**What the exercise asks:** How many keywords does the C syntax tutorial say the C language has?

**Page text:**
_ _ _ _

C Basic Syntax - Statements, keywords, identifiers & comments Tutorial

In this C tutorial we learn what code statements are. We cover special reserved keywords in C and how to name our data containers, functions, macros and structures.

Finally, we cover how to define scope in C and how to document our code with comments.

Statements

A statement is a line of code that the compiler can execute. In C, a statement is usually on its own line and terminated by a semicolon ( ; ).

Example:
char message[] = "Hello World";

const float PI = 3.14;

#define MAX(a,b)

In the example above, each separate line of code is a single statement.

We could place these statements one after the other on the same line. The compiler doesn’t care about whitespace beyond single spaces.

Example:
 char message[] = "Hello World"; const float PI = 3.14; // etc...

The compiler may not care that our statements are all on a single line, but it’s still bad practice. When statements are on their own separate lines, the code becomes much cleaner and easier to read.

We can place multiple statements on a single because statements in C are usually terminated in some way.

For example, a statement can be terminated by a newline, a semicolon operator ( ; ), or a closing curly brace ( } ).

Example:
// Terminated with newline
#define MAX(a,b)

// Terminated with a ;
float variable = 1;

// Terminated with a }
int function()
{
	return 0;
}

This is similar to other languages in the C family like C# and C++, as well as Java and Javascript.

If you’re coming from a language like Python that doesn’t use a semicolon to terminate statements, it’s important to remember to include them when needed.

We cover each statement terminator in the relevant lessons.

Keywords

A keyword is a reserved word in C that has special meaning to the compiler. We are not allowed to use these words as names for our variables, constants, arrays, functions etc.

The C language has 32 keywords. You don’t have to memorize them all right now, we will cover them in more depth in the rest of the course.

autobreakcasecharconstcontinuedefaultdo
doubleelseenumexternfloatforgotoif
intlongregisterreturnshortsignedsizeofstatic
structswitchtypedefunionunsignedvoidvolatilewhile

C also has a set of contextual special characters that has special meaning to the compiler in certain situations.

,<>._();$:
%[]#?'&{}"
^!*/|-\~+=

As an example, let’s look at the array we initialized when we wrote our first application.

Example:
 char message[] = "Hello World";

In this example, char is our keyword. It indicates that the message data container may only hold a set of ASCII characters.

As a reserved keyword, we cannot use the word char as a name for our data container.

Example:
#include <stdio.h>

// My first C program
int main()
{
    char char[] = "Hello World";

	printf(message);

	return 0;
}

If we Build > Build and run the example above, the compiler will raise an error in the Build Messages tab.

Output:
 C:\KHQC\LearningC\main.c|6|error: expected identifier or '(' before '[' token|

The compiler expected an identifier (a name) before the left square bracket ( [ ), but instead it got a keyword.

_ _ _ _

**Records supplied:**
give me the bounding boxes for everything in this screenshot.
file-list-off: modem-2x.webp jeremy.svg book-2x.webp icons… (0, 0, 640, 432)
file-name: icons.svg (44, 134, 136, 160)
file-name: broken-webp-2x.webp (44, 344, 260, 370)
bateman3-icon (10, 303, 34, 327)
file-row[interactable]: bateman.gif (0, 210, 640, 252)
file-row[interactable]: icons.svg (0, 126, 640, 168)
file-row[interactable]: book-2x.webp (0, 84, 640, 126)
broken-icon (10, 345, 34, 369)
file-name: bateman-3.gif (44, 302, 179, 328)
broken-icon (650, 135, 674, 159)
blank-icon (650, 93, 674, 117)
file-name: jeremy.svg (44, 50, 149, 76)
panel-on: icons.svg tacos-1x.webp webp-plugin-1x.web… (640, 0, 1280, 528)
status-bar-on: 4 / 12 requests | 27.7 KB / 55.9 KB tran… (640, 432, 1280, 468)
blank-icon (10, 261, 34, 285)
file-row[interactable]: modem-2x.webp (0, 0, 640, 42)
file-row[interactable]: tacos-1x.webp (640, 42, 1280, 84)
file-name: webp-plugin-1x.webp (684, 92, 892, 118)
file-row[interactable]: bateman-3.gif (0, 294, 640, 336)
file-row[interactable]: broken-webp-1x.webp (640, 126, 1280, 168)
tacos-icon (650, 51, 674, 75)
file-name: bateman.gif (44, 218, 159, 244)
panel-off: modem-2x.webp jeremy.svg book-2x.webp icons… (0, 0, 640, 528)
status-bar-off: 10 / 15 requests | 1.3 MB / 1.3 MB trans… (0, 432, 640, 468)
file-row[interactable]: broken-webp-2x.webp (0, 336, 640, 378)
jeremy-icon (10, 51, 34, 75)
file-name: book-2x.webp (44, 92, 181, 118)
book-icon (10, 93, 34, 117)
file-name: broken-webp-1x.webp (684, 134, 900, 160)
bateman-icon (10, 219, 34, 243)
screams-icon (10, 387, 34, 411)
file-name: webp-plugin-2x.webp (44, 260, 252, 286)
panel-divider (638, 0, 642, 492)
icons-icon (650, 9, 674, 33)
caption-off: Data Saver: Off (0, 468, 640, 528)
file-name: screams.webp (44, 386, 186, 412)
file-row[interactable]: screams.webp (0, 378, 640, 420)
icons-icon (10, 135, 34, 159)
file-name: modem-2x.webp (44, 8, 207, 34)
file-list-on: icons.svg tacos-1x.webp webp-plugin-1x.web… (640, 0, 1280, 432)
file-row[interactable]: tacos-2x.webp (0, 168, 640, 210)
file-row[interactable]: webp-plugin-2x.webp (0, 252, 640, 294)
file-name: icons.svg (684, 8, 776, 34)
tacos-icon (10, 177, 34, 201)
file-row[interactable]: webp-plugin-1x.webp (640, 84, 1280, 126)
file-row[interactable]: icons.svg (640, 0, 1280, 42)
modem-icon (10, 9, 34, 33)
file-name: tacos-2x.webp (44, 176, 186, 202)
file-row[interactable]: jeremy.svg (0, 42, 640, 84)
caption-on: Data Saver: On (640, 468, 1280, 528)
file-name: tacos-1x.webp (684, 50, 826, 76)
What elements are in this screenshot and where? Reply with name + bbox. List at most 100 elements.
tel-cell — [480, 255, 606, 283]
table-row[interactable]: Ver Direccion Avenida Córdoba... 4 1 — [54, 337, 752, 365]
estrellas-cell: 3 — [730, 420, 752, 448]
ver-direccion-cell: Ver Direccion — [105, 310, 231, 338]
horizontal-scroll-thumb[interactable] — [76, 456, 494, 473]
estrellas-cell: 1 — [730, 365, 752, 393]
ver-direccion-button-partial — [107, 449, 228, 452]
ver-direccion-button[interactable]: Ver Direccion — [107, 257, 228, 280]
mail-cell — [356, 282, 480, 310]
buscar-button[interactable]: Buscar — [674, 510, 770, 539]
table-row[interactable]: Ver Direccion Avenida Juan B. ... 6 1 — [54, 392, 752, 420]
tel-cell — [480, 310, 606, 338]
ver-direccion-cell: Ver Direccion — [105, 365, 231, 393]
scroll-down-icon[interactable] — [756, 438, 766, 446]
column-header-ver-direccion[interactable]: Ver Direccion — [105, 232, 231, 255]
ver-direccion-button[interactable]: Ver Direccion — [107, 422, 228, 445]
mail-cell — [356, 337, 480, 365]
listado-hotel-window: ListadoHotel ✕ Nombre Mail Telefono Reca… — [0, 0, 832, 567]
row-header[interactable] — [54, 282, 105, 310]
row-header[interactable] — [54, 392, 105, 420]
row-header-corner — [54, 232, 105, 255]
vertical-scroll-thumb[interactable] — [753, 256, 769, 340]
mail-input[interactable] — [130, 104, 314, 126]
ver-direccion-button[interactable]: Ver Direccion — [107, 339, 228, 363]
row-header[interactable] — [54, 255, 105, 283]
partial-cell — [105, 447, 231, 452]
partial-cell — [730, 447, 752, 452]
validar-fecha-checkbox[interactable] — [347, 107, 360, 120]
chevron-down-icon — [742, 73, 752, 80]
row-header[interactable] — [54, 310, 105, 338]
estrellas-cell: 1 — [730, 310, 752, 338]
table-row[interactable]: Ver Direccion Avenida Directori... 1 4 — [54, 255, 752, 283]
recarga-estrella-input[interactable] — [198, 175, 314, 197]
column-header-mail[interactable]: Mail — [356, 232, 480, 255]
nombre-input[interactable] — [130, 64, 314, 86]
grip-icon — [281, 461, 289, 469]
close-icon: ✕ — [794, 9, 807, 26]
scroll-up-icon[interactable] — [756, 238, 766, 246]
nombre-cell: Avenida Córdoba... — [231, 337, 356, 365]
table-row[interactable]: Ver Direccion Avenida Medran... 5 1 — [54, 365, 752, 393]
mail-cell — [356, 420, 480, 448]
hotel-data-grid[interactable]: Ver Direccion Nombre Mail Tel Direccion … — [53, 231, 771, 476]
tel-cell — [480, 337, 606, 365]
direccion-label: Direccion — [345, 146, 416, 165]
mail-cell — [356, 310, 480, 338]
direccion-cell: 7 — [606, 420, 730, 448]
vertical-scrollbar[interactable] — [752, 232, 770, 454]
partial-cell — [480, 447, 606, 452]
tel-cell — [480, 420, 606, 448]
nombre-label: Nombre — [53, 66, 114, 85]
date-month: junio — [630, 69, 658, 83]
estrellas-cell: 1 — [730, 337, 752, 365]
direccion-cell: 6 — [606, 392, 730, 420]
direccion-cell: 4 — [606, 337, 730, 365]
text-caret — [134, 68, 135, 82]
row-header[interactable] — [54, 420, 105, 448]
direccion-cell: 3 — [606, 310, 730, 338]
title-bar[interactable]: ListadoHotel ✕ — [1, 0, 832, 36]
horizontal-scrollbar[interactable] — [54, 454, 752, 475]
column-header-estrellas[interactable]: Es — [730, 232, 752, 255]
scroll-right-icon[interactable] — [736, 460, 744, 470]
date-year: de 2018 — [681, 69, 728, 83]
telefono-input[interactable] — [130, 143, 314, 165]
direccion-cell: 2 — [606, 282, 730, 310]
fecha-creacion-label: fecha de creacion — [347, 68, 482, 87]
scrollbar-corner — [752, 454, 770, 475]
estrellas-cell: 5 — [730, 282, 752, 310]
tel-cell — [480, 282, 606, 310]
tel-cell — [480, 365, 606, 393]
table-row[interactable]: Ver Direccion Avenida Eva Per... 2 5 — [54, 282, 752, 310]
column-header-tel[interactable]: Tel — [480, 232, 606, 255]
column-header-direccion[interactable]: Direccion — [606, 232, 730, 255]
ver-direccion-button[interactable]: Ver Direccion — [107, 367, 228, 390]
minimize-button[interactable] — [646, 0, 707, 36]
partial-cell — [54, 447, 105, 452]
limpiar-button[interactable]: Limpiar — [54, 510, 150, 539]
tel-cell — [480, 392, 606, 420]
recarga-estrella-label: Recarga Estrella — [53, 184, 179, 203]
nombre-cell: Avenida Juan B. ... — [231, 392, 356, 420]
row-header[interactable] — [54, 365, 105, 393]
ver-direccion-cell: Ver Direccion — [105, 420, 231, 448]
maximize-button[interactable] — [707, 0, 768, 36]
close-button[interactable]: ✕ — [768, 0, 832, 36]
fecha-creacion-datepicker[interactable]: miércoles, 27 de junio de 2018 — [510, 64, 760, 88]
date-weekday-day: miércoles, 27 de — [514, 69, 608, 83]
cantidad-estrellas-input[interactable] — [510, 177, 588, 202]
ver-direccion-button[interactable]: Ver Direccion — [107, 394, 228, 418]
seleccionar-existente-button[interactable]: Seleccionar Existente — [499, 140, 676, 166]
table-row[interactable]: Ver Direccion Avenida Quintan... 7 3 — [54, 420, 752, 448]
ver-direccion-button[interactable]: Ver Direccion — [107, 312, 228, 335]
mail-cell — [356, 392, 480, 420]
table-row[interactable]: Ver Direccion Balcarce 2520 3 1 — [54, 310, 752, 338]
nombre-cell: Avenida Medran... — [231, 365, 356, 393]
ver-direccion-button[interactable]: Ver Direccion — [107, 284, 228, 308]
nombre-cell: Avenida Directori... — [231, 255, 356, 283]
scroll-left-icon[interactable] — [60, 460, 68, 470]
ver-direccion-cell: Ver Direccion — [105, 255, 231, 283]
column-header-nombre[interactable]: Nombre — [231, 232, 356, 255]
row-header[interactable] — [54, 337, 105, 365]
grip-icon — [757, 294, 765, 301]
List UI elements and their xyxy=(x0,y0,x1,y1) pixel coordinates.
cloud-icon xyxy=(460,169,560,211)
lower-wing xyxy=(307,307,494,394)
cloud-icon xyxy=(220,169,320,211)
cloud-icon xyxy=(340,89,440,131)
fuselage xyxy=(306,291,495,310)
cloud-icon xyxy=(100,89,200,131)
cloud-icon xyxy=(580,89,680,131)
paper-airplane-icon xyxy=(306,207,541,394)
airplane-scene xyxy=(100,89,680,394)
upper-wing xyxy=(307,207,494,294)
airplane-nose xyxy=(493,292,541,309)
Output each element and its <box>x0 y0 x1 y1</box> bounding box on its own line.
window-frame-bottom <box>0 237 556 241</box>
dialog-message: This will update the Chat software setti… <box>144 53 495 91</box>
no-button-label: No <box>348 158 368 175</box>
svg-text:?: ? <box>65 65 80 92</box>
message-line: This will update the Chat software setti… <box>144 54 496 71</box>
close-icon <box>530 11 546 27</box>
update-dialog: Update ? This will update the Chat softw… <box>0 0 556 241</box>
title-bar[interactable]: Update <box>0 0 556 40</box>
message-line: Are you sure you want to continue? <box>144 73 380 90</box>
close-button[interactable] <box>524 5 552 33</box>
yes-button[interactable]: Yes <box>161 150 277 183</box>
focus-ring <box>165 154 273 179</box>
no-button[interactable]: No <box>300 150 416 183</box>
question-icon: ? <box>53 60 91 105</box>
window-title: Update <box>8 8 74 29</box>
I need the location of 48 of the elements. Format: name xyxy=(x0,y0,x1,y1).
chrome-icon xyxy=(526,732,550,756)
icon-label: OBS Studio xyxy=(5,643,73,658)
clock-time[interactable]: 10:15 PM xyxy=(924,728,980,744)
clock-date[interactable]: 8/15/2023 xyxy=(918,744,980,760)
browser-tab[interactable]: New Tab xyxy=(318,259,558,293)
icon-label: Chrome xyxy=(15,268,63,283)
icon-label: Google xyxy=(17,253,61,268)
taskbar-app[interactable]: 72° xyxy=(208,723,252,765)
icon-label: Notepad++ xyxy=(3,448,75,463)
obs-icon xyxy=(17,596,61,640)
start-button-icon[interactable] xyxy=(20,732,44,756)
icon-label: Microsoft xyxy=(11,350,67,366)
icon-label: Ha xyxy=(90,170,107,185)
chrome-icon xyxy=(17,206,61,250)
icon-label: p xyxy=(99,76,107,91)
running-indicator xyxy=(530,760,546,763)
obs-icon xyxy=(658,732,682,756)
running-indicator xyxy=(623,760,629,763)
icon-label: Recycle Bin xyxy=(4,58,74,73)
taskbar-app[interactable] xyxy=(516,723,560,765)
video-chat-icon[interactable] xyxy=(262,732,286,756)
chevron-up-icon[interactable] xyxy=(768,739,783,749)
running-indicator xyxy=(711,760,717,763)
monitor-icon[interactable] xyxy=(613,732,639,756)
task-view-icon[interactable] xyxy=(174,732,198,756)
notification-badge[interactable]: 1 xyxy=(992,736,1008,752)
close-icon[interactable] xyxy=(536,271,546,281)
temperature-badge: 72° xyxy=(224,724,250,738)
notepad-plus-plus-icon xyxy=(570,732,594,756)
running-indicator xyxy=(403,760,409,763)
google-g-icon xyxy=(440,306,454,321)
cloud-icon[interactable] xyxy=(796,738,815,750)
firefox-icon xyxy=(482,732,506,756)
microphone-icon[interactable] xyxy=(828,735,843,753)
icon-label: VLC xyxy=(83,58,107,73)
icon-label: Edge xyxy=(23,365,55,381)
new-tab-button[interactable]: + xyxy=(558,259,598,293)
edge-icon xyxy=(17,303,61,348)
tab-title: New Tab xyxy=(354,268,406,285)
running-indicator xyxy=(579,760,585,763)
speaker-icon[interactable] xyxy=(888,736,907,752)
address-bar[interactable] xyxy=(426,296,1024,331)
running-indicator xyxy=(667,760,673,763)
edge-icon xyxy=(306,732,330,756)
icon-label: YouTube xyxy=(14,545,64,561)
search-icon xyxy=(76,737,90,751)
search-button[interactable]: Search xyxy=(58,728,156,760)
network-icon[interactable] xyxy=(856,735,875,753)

_ _ _ _

**Full response:** The C language has 32 keywords.